* [EXERCISE REQUIREMENTS]: Check every line of the material below for the string "labels", and return the ones that have it.

* [SUPPLIED ENTRIES]:
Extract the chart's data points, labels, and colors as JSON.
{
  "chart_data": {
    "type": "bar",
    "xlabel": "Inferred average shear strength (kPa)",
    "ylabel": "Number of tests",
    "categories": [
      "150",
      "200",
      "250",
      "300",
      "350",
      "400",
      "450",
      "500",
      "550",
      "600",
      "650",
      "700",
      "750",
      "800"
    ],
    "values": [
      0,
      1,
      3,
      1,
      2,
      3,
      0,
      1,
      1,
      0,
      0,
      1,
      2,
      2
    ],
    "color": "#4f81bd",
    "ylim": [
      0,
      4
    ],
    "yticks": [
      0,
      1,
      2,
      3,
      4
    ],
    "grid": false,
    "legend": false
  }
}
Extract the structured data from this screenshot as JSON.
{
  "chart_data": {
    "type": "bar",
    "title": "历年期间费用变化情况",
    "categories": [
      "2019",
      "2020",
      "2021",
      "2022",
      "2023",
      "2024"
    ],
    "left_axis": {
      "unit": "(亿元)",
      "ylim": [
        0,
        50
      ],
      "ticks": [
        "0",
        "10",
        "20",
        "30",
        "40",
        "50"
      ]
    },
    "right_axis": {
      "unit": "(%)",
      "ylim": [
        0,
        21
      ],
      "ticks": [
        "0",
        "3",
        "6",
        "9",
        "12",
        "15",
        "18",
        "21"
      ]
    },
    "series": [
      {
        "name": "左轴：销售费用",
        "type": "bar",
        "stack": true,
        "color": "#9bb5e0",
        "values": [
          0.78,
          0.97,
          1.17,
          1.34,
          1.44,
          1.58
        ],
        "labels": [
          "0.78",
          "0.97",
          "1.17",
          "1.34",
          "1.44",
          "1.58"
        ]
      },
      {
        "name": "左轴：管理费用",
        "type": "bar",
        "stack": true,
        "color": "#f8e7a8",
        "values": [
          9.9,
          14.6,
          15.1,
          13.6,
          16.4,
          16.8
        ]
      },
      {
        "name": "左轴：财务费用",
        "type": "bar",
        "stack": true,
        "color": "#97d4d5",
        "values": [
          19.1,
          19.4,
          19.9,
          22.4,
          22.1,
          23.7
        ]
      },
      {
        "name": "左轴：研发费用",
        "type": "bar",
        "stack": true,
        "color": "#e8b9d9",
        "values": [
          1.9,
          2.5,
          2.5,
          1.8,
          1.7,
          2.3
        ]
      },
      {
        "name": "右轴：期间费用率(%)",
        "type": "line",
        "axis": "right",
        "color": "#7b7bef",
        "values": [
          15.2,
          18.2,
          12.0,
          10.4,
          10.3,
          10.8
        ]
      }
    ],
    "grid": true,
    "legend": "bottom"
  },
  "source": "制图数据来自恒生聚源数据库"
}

* [IN RESPONSE]:
Extract the chart's data points, labels, and colors as JSON.
        "labels": [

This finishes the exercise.